» **To be done**
Once the pictures are set aside, transcribe the remaining data exactly.

» **Records from a dataset**
::::::::::

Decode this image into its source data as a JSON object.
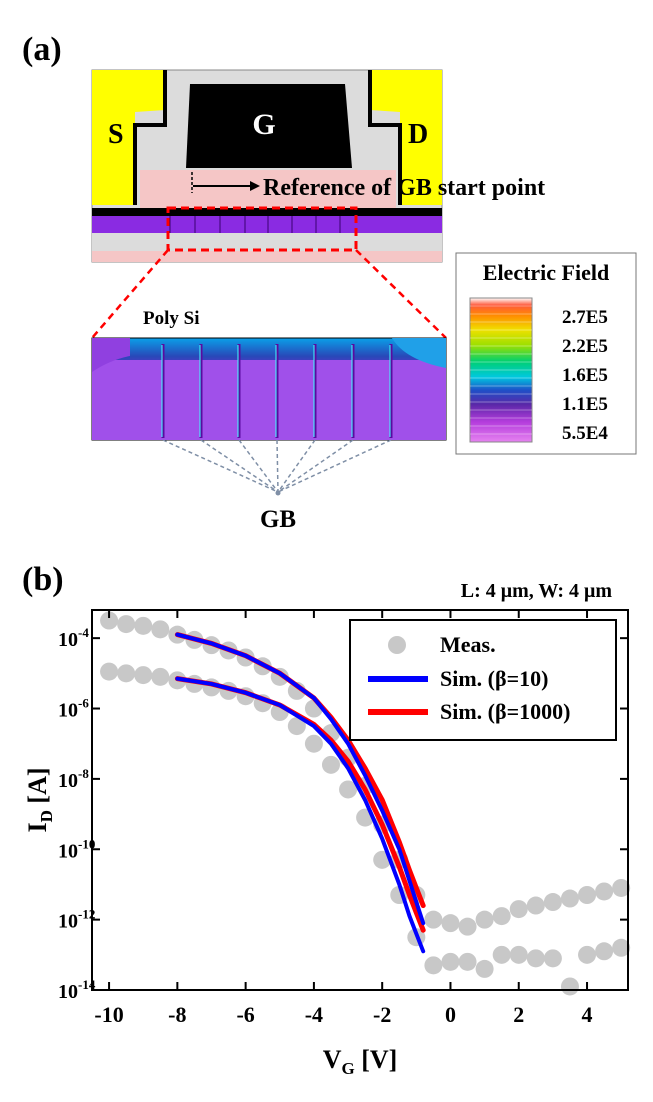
{
  "panel_a": {
    "label": "(a)",
    "source_label": "S",
    "gate_label": "G",
    "drain_label": "D",
    "reference_label": "Reference of GB start point",
    "poly_label": "Poly Si",
    "gb_label": "GB",
    "colorbar": {
      "title": "Electric Field",
      "ticks": [
        "2.7E5",
        "2.2E5",
        "1.6E5",
        "1.1E5",
        "5.5E4"
      ]
    },
    "colors": {
      "metal": "#ffff00",
      "oxide": "#dcdcdc",
      "gate": "#000000",
      "poly": "#f5c6c6",
      "channel": "#8a2be2",
      "zoom_box": "#ff0000",
      "gb_lines": "#7f8fa6"
    }
  },
  "panel_b": {
    "label": "(b)",
    "dimension_note": "L: 4 μm, W: 4 μm",
    "legend": {
      "meas": "Meas.",
      "sim_beta10": "Sim. (β=10)",
      "sim_beta1000": "Sim. (β=1000)"
    },
    "ylabel_main": "I",
    "ylabel_sub": "D",
    "ylabel_unit": " [A]",
    "xlabel_main": "V",
    "xlabel_sub": "G",
    "xlabel_unit": " [V]"
  },
  "chart_data": {
    "type": "scatter",
    "x_scale": "linear",
    "y_scale": "log",
    "xlim": [
      -10.5,
      5.2
    ],
    "ylim_log10": [
      -14,
      -3.2
    ],
    "x_ticks": [
      -10,
      -8,
      -6,
      -4,
      -2,
      0,
      2,
      4
    ],
    "x_tick_labels": [
      "-10",
      "-8",
      "-6",
      "-4",
      "-2",
      "0",
      "2",
      "4"
    ],
    "y_ticks_log10": [
      -4,
      -6,
      -8,
      -10,
      -12,
      -14
    ],
    "y_tick_labels": [
      "-4",
      "-6",
      "-8",
      "-10",
      "-12",
      "-14"
    ],
    "y_tick_base": "10",
    "legend_position": "top-right",
    "colors": {
      "meas": "#c8c8c8",
      "sim_beta10": "#0000ff",
      "sim_beta1000": "#ff0000"
    },
    "series": [
      {
        "name": "Meas.",
        "kind": "scatter",
        "x": [
          -10,
          -9.5,
          -9,
          -8.5,
          -8,
          -7.5,
          -7,
          -6.5,
          -6,
          -5.5,
          -5,
          -4.5,
          -4,
          -3.5,
          -3,
          -2.5,
          -2,
          -1.5,
          -1,
          -0.5,
          0,
          0.5,
          1,
          1.5,
          2,
          2.5,
          3,
          3.5,
          4,
          4.5,
          5
        ],
        "log10_y": [
          -3.5,
          -3.6,
          -3.65,
          -3.75,
          -3.9,
          -4.05,
          -4.2,
          -4.35,
          -4.55,
          -4.8,
          -5.1,
          -5.5,
          -6.0,
          -6.7,
          -7.4,
          -8.2,
          -9.3,
          -10.3,
          -11.3,
          -12.0,
          -12.1,
          -12.2,
          -12.0,
          -11.9,
          -11.7,
          -11.6,
          -11.5,
          -11.4,
          -11.3,
          -11.2,
          -11.1
        ]
      },
      {
        "name": "Meas.",
        "kind": "scatter",
        "x": [
          -10,
          -9.5,
          -9,
          -8.5,
          -8,
          -7.5,
          -7,
          -6.5,
          -6,
          -5.5,
          -5,
          -4.5,
          -4,
          -3.5,
          -3,
          -2.5,
          -2,
          -1.5,
          -1,
          -0.5,
          0,
          0.5,
          1,
          1.5,
          2,
          2.5,
          3,
          3.5,
          4,
          4.5,
          5
        ],
        "log10_y": [
          -4.95,
          -5.0,
          -5.05,
          -5.1,
          -5.2,
          -5.3,
          -5.4,
          -5.5,
          -5.65,
          -5.85,
          -6.1,
          -6.5,
          -7.0,
          -7.6,
          -8.3,
          -9.1,
          -10.3,
          -11.3,
          -12.5,
          -13.3,
          -13.2,
          -13.2,
          -13.4,
          -13.0,
          -13.0,
          -13.1,
          -13.1,
          -13.9,
          -13.0,
          -12.9,
          -12.8
        ]
      },
      {
        "name": "Sim. (β=10)",
        "kind": "line",
        "x": [
          -8,
          -7,
          -6,
          -5,
          -4,
          -3.5,
          -3,
          -2.5,
          -2,
          -1.5,
          -1.2,
          -1.0,
          -0.8
        ],
        "log10_y": [
          -3.9,
          -4.15,
          -4.5,
          -5.0,
          -5.7,
          -6.3,
          -7.0,
          -7.9,
          -8.9,
          -10.0,
          -10.9,
          -11.5,
          -12.1
        ]
      },
      {
        "name": "Sim. (β=10)",
        "kind": "line",
        "x": [
          -8,
          -7,
          -6,
          -5,
          -4,
          -3.5,
          -3,
          -2.5,
          -2,
          -1.5,
          -1.2,
          -1.0,
          -0.8
        ],
        "log10_y": [
          -5.15,
          -5.3,
          -5.55,
          -5.9,
          -6.5,
          -7.0,
          -7.7,
          -8.6,
          -9.7,
          -11.0,
          -11.9,
          -12.4,
          -12.9
        ]
      },
      {
        "name": "Sim. (β=1000)",
        "kind": "line",
        "x": [
          -8,
          -7,
          -6,
          -5,
          -4,
          -3.5,
          -3,
          -2.5,
          -2,
          -1.5,
          -1.2,
          -1.0,
          -0.8
        ],
        "log10_y": [
          -3.9,
          -4.15,
          -4.5,
          -5.0,
          -5.7,
          -6.25,
          -6.9,
          -7.7,
          -8.6,
          -9.8,
          -10.6,
          -11.1,
          -11.6
        ]
      },
      {
        "name": "Sim. (β=1000)",
        "kind": "line",
        "x": [
          -8,
          -7,
          -6,
          -5,
          -4,
          -3.5,
          -3,
          -2.5,
          -2,
          -1.5,
          -1.2,
          -1.0,
          -0.8
        ],
        "log10_y": [
          -5.15,
          -5.3,
          -5.55,
          -5.9,
          -6.45,
          -6.9,
          -7.5,
          -8.3,
          -9.3,
          -10.5,
          -11.3,
          -11.8,
          -12.3
        ]
      }
    ]
  }
}
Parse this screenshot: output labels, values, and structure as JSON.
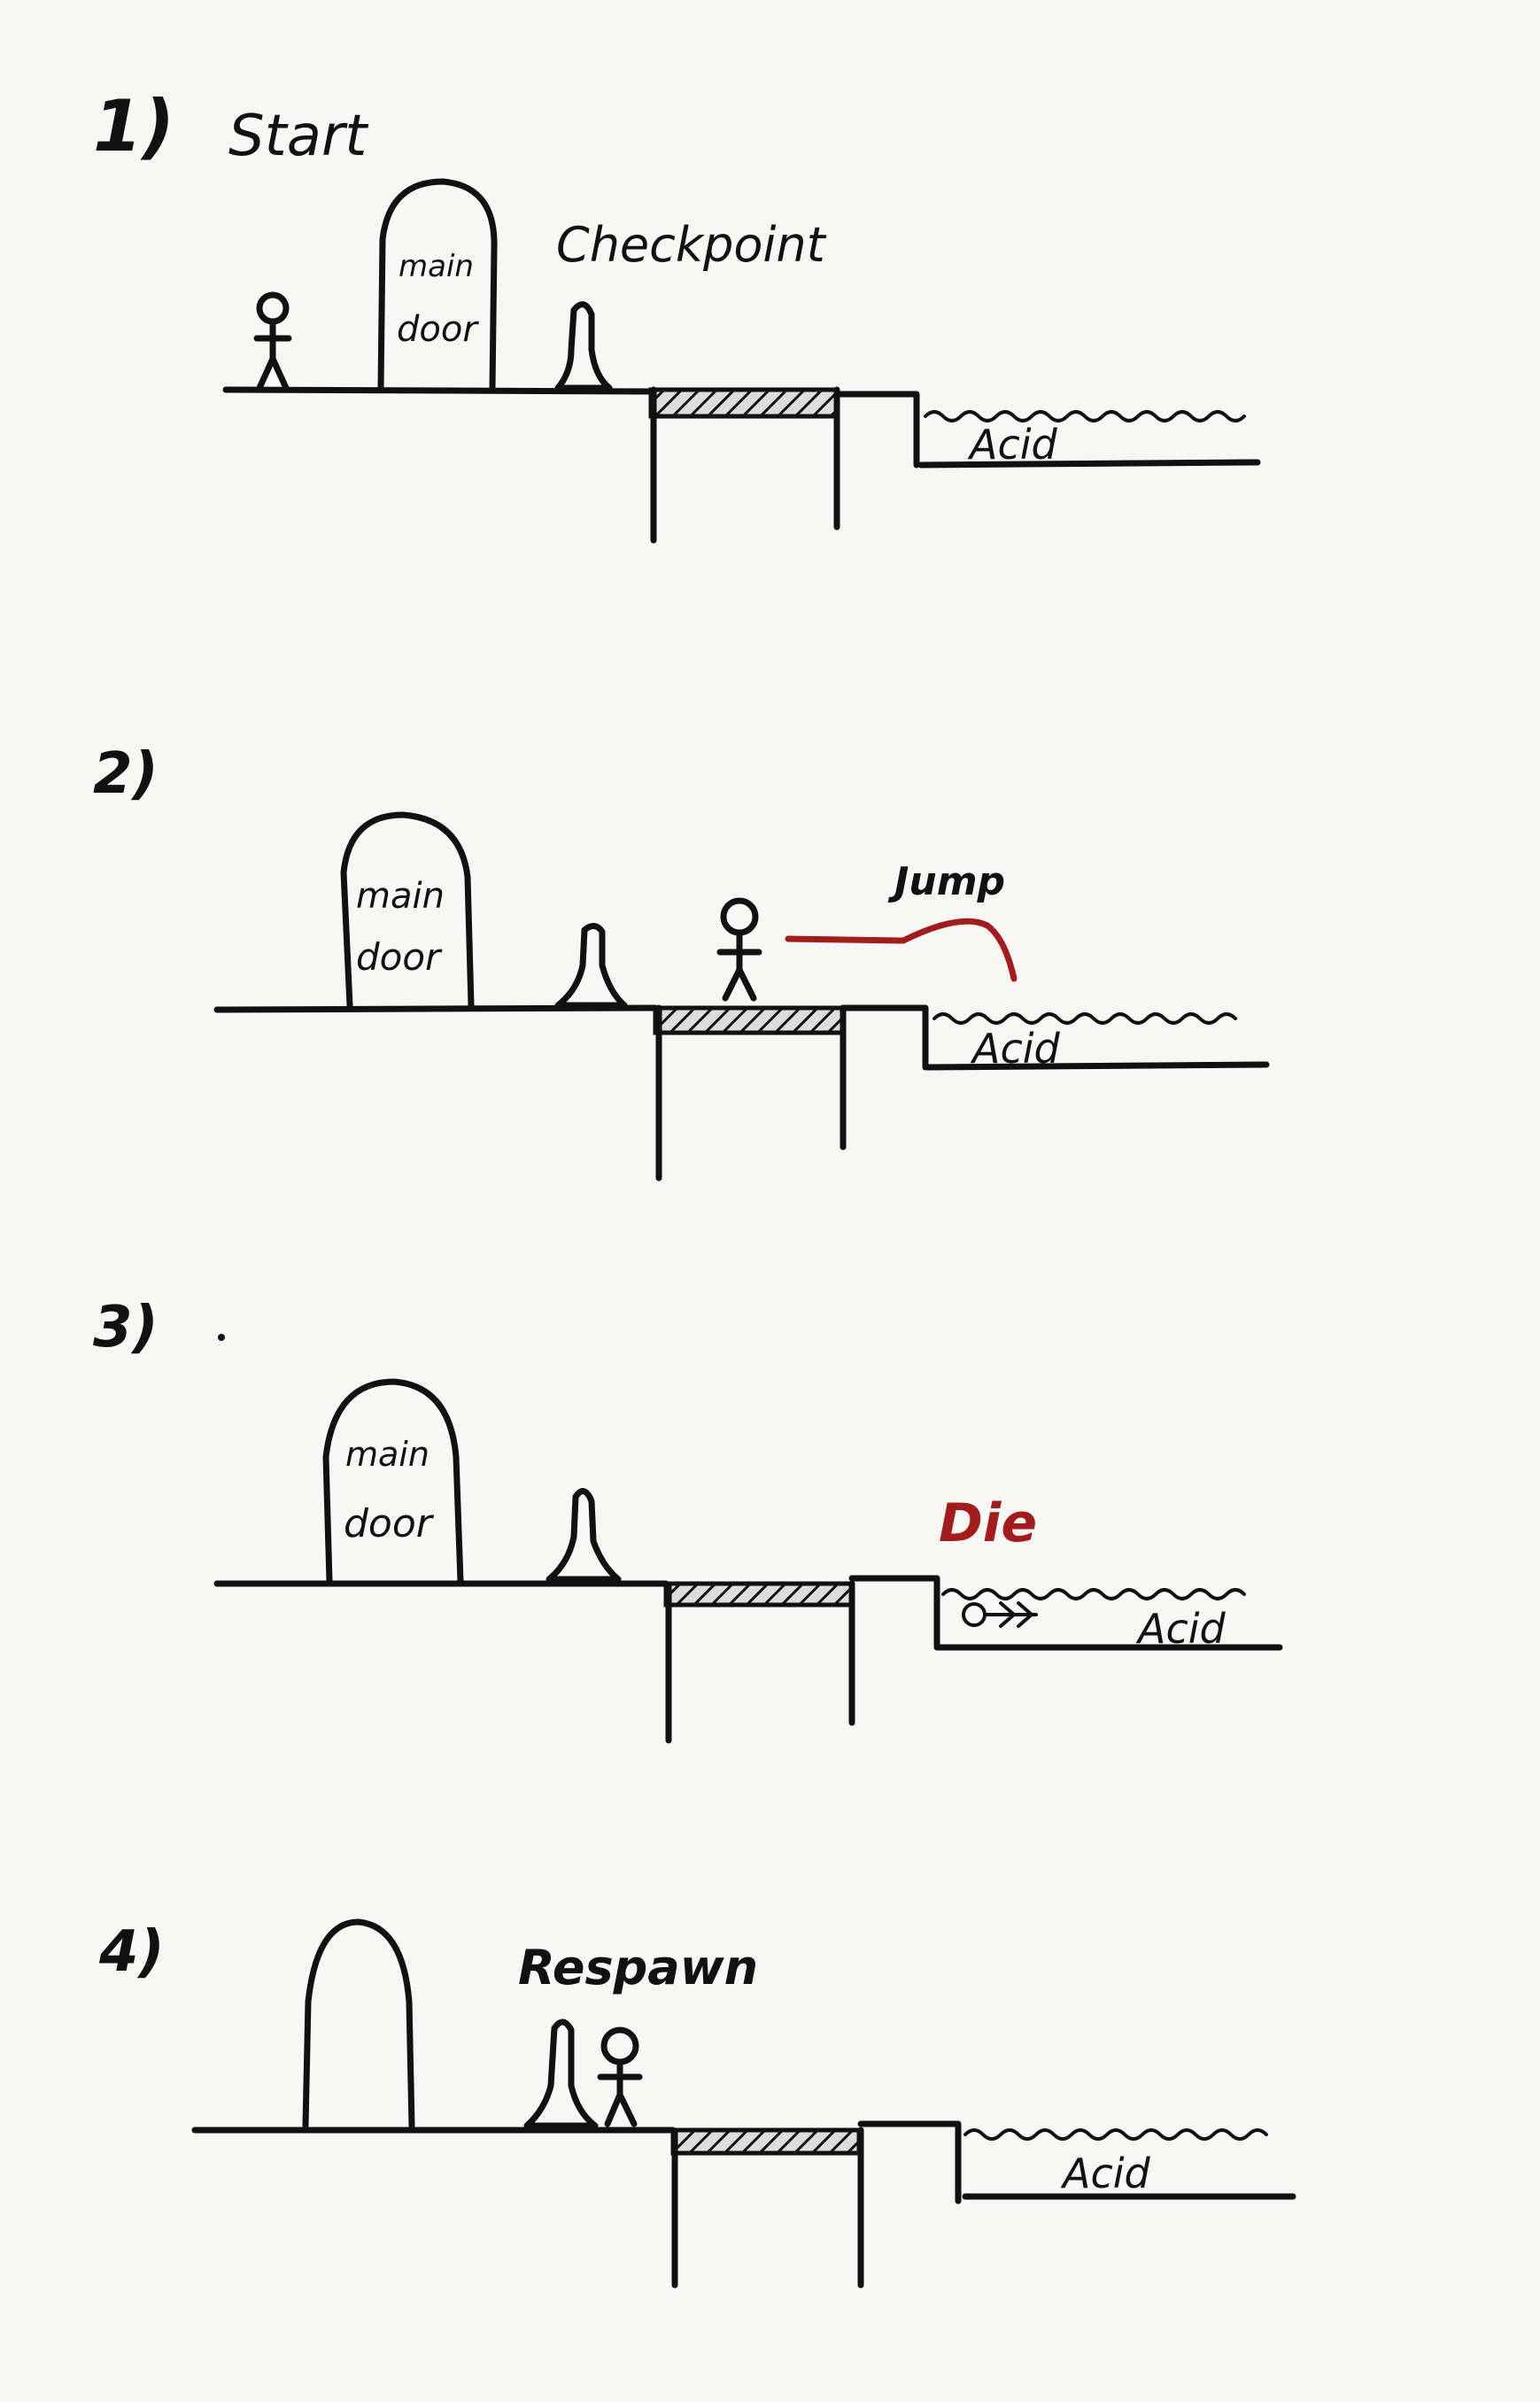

::::::::::

» **Result of this task**
Decode this image into its source data as a JSON object.
{
  "panel_a": {
    "label": "(a)",
    "source_label": "S",
    "gate_label": "G",
    "drain_label": "D",
    "reference_label": "Reference of GB start point",
    "poly_label": "Poly Si",
    "gb_label": "GB",
    "colorbar": {
      "title": "Electric Field",
      "ticks": [
        "2.7E5",
        "2.2E5",
        "1.6E5",
        "1.1E5",
        "5.5E4"
      ]
    },
    "colors": {
      "metal": "#ffff00",
      "oxide": "#dcdcdc",
      "gate": "#000000",
      "poly": "#f5c6c6",
      "channel": "#8a2be2",
      "zoom_box": "#ff0000",
      "gb_lines": "#7f8fa6"
    }
  },
  "panel_b": {
    "label": "(b)",
    "dimension_note": "L: 4 μm, W: 4 μm",
    "legend": {
      "meas": "Meas.",
      "sim_beta10": "Sim. (β=10)",
      "sim_beta1000": "Sim. (β=1000)"
    },
    "ylabel_main": "I",
    "ylabel_sub": "D",
    "ylabel_unit": " [A]",
    "xlabel_main": "V",
    "xlabel_sub": "G",
    "xlabel_unit": " [V]"
  },
  "chart_data": {
    "type": "scatter",
    "x_scale": "linear",
    "y_scale": "log",
    "xlim": [
      -10.5,
      5.2
    ],
    "ylim_log10": [
      -14,
      -3.2
    ],
    "x_ticks": [
      -10,
      -8,
      -6,
      -4,
      -2,
      0,
      2,
      4
    ],
    "x_tick_labels": [
      "-10",
      "-8",
      "-6",
      "-4",
      "-2",
      "0",
      "2",
      "4"
    ],
    "y_ticks_log10": [
      -4,
      -6,
      -8,
      -10,
      -12,
      -14
    ],
    "y_tick_labels": [
      "-4",
      "-6",
      "-8",
      "-10",
      "-12",
      "-14"
    ],
    "y_tick_base": "10",
    "legend_position": "top-right",
    "colors": {
      "meas": "#c8c8c8",
      "sim_beta10": "#0000ff",
      "sim_beta1000": "#ff0000"
    },
    "series": [
      {
        "name": "Meas.",
        "kind": "scatter",
        "x": [
          -10,
          -9.5,
          -9,
          -8.5,
          -8,
          -7.5,
          -7,
          -6.5,
          -6,
          -5.5,
          -5,
          -4.5,
          -4,
          -3.5,
          -3,
          -2.5,
          -2,
          -1.5,
          -1,
          -0.5,
          0,
          0.5,
          1,
          1.5,
          2,
          2.5,
          3,
          3.5,
          4,
          4.5,
          5
        ],
        "log10_y": [
          -3.5,
          -3.6,
          -3.65,
          -3.75,
          -3.9,
          -4.05,
          -4.2,
          -4.35,
          -4.55,
          -4.8,
          -5.1,
          -5.5,
          -6.0,
          -6.7,
          -7.4,
          -8.2,
          -9.3,
          -10.3,
          -11.3,
          -12.0,
          -12.1,
          -12.2,
          -12.0,
          -11.9,
          -11.7,
          -11.6,
          -11.5,
          -11.4,
          -11.3,
          -11.2,
          -11.1
        ]
      },
      {
        "name": "Meas.",
        "kind": "scatter",
        "x": [
          -10,
          -9.5,
          -9,
          -8.5,
          -8,
          -7.5,
          -7,
          -6.5,
          -6,
          -5.5,
          -5,
          -4.5,
          -4,
          -3.5,
          -3,
          -2.5,
          -2,
          -1.5,
          -1,
          -0.5,
          0,
          0.5,
          1,
          1.5,
          2,
          2.5,
          3,
          3.5,
          4,
          4.5,
          5
        ],
        "log10_y": [
          -4.95,
          -5.0,
          -5.05,
          -5.1,
          -5.2,
          -5.3,
          -5.4,
          -5.5,
          -5.65,
          -5.85,
          -6.1,
          -6.5,
          -7.0,
          -7.6,
          -8.3,
          -9.1,
          -10.3,
          -11.3,
          -12.5,
          -13.3,
          -13.2,
          -13.2,
          -13.4,
          -13.0,
          -13.0,
          -13.1,
          -13.1,
          -13.9,
          -13.0,
          -12.9,
          -12.8
        ]
      },
      {
        "name": "Sim. (β=10)",
        "kind": "line",
        "x": [
          -8,
          -7,
          -6,
          -5,
          -4,
          -3.5,
          -3,
          -2.5,
          -2,
          -1.5,
          -1.2,
          -1.0,
          -0.8
        ],
        "log10_y": [
          -3.9,
          -4.15,
          -4.5,
          -5.0,
          -5.7,
          -6.3,
          -7.0,
          -7.9,
          -8.9,
          -10.0,
          -10.9,
          -11.5,
          -12.1
        ]
      },
      {
        "name": "Sim. (β=10)",
        "kind": "line",
        "x": [
          -8,
          -7,
          -6,
          -5,
          -4,
          -3.5,
          -3,
          -2.5,
          -2,
          -1.5,
          -1.2,
          -1.0,
          -0.8
        ],
        "log10_y": [
          -5.15,
          -5.3,
          -5.55,
          -5.9,
          -6.5,
          -7.0,
          -7.7,
          -8.6,
          -9.7,
          -11.0,
          -11.9,
          -12.4,
          -12.9
        ]
      },
      {
        "name": "Sim. (β=1000)",
        "kind": "line",
        "x": [
          -8,
          -7,
          -6,
          -5,
          -4,
          -3.5,
          -3,
          -2.5,
          -2,
          -1.5,
          -1.2,
          -1.0,
          -0.8
        ],
        "log10_y": [
          -3.9,
          -4.15,
          -4.5,
          -5.0,
          -5.7,
          -6.25,
          -6.9,
          -7.7,
          -8.6,
          -9.8,
          -10.6,
          -11.1,
          -11.6
        ]
      },
      {
        "name": "Sim. (β=1000)",
        "kind": "line",
        "x": [
          -8,
          -7,
          -6,
          -5,
          -4,
          -3.5,
          -3,
          -2.5,
          -2,
          -1.5,
          -1.2,
          -1.0,
          -0.8
        ],
        "log10_y": [
          -5.15,
          -5.3,
          -5.55,
          -5.9,
          -6.45,
          -6.9,
          -7.5,
          -8.3,
          -9.3,
          -10.5,
          -11.3,
          -11.8,
          -12.3
        ]
      }
    ]
  }
}
Parse this screenshot: output labels, values, and structure as JSON.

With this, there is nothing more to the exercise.